-- START OF RECORD EXTRACTS --
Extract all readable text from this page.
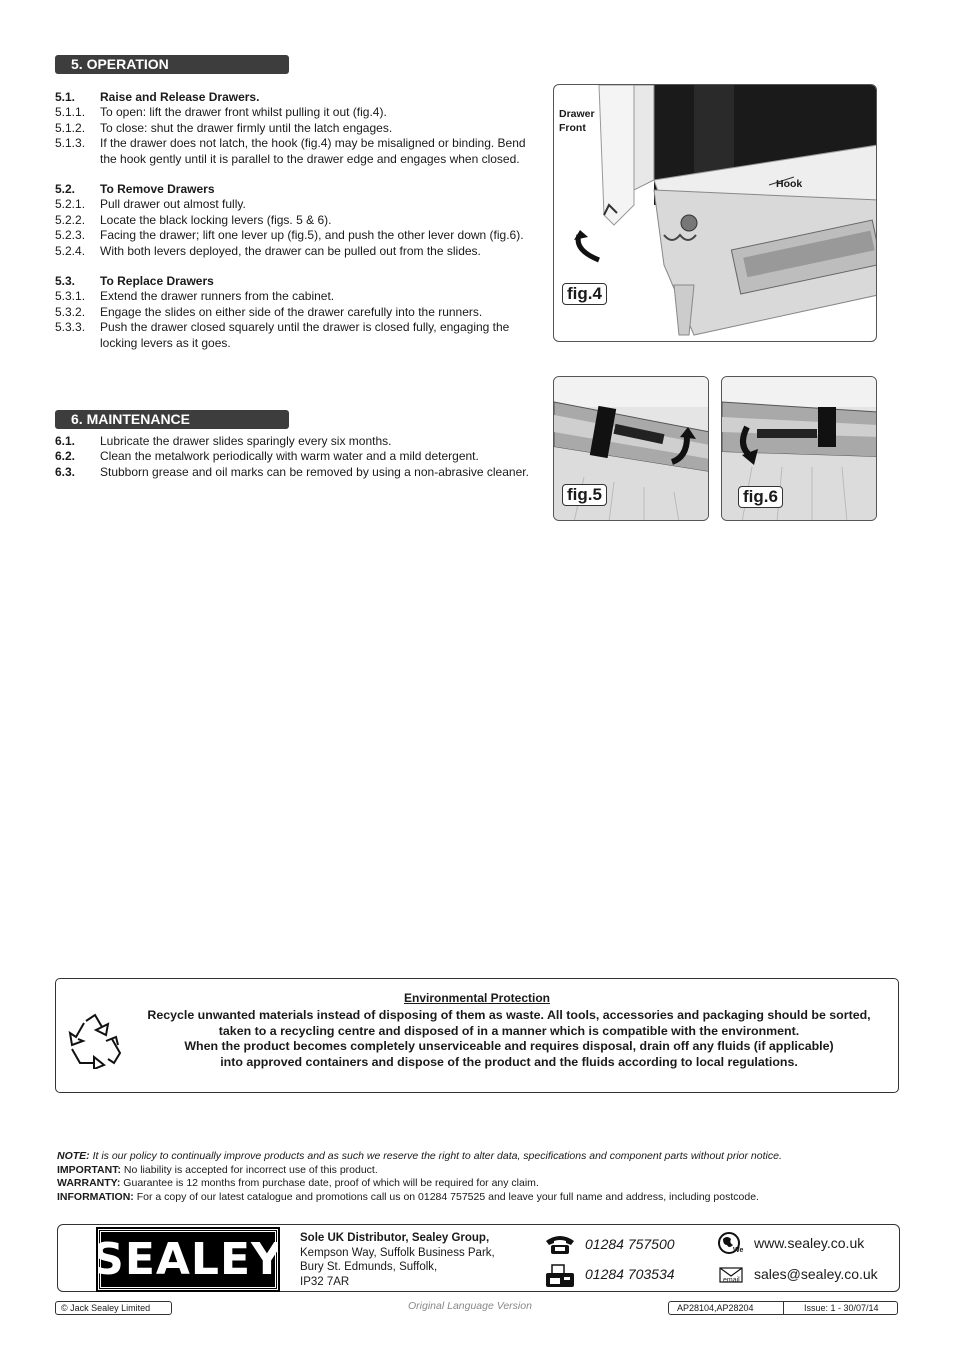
5. OPERATION
5.1.	Raise and Release Drawers.
5.1.1.	To open: lift the drawer front whilst pulling it out (fig.4).
5.1.2.	To close: shut the drawer firmly until the latch engages.
5.1.3.	If the drawer does not latch, the hook (fig.4) may be misaligned or binding. Bend the hook gently until it is parallel to the drawer edge and engages when closed.
5.2.	To Remove Drawers
5.2.1.	Pull drawer out almost fully.
5.2.2.	Locate the black locking levers (figs. 5 & 6).
5.2.3.	Facing the drawer; lift one lever up (fig.5), and push the other lever down (fig.6).
5.2.4.	With both levers deployed, the drawer can be pulled out from the slides.
5.3.	To Replace Drawers
5.3.1.	Extend the drawer runners from the cabinet.
5.3.2.	Engage the slides on either side of the drawer carefully into the runners.
5.3.3.	Push the drawer closed squarely until the drawer is closed fully, engaging the locking levers as it goes.
6. MAINTENANCE
6.1.	Lubricate the drawer slides sparingly every six months.
6.2.	Clean the metalwork periodically with warm water and a mild detergent.
6.3.	Stubborn grease and oil marks can be removed by using a non-abrasive cleaner.
Drawer
Front
Hook
fig.4
fig.5	fig.6
Environmental Protection
Recycle unwanted materials instead of disposing of them as waste. All tools, accessories and packaging should be sorted,
taken to a recycling centre and disposed of in a manner which is compatible with the environment.
When the product becomes completely unserviceable and requires disposal, drain off any fluids (if applicable)
into approved containers and dispose of the product and the fluids according to local regulations.
NOTE: It is our policy to continually improve products and as such we reserve the right to alter data, specifications and component parts without prior notice.
IMPORTANT: No liability is accepted for incorrect use of this product.
WARRANTY: Guarantee is 12 months from purchase date, proof of which will be required for any claim.
INFORMATION: For a copy of our latest catalogue and promotions call us on 01284 757525 and leave your full name and address, including postcode.
SEALEY Sole UK Distributor, Sealey Group,
Kempson Way, Suffolk Business Park,
Bury St. Edmunds, Suffolk,
IP32 7AR
01284 757500
01284 703534
We www.sealey.co.uk
email sales@sealey.co.uk
© Jack Sealey Limited	Original Language Version	AP28104,AP28204	Issue: 1 - 30/07/14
-- END OF RECORD EXTRACTS --
## SHORT EXERCISE
All of the lines above should be retyped precisely, apart from the pictures.

## FINAL RESULT
Extract all readable text from this page.
5. OPERATION
5.1.	Raise and Release Drawers.
5.1.1.	To open: lift the drawer front whilst pulling it out (fig.4).
5.1.2.	To close: shut the drawer firmly until the latch engages.
5.1.3.	If the drawer does not latch, the hook (fig.4) may be misaligned or binding. Bend the hook gently until it is parallel to the drawer edge and engages when closed.
5.2.	To Remove Drawers
5.2.1.	Pull drawer out almost fully.
5.2.2.	Locate the black locking levers (figs. 5 & 6).
5.2.3.	Facing the drawer; lift one lever up (fig.5), and push the other lever down (fig.6).
5.2.4.	With both levers deployed, the drawer can be pulled out from the slides.
5.3.	To Replace Drawers
5.3.1.	Extend the drawer runners from the cabinet.
5.3.2.	Engage the slides on either side of the drawer carefully into the runners.
5.3.3.	Push the drawer closed squarely until the drawer is closed fully, engaging the locking levers as it goes.
6. MAINTENANCE
6.1.	Lubricate the drawer slides sparingly every six months.
6.2.	Clean the metalwork periodically with warm water and a mild detergent.
6.3.	Stubborn grease and oil marks can be removed by using a non-abrasive cleaner.
Drawer
Front
Hook
fig.4
fig.5	fig.6
Environmental Protection
Recycle unwanted materials instead of disposing of them as waste. All tools, accessories and packaging should be sorted,
taken to a recycling centre and disposed of in a manner which is compatible with the environment.
When the product becomes completely unserviceable and requires disposal, drain off any fluids (if applicable)
into approved containers and dispose of the product and the fluids according to local regulations.
NOTE: It is our policy to continually improve products and as such we reserve the right to alter data, specifications and component parts without prior notice.
IMPORTANT: No liability is accepted for incorrect use of this product.
WARRANTY: Guarantee is 12 months from purchase date, proof of which will be required for any claim.
INFORMATION: For a copy of our latest catalogue and promotions call us on 01284 757525 and leave your full name and address, including postcode.
SEALEY Sole UK Distributor, Sealey Group,
Kempson Way, Suffolk Business Park,
Bury St. Edmunds, Suffolk,
IP32 7AR
01284 757500
01284 703534
We www.sealey.co.uk
email sales@sealey.co.uk
© Jack Sealey Limited	Original Language Version	AP28104,AP28204	Issue: 1 - 30/07/14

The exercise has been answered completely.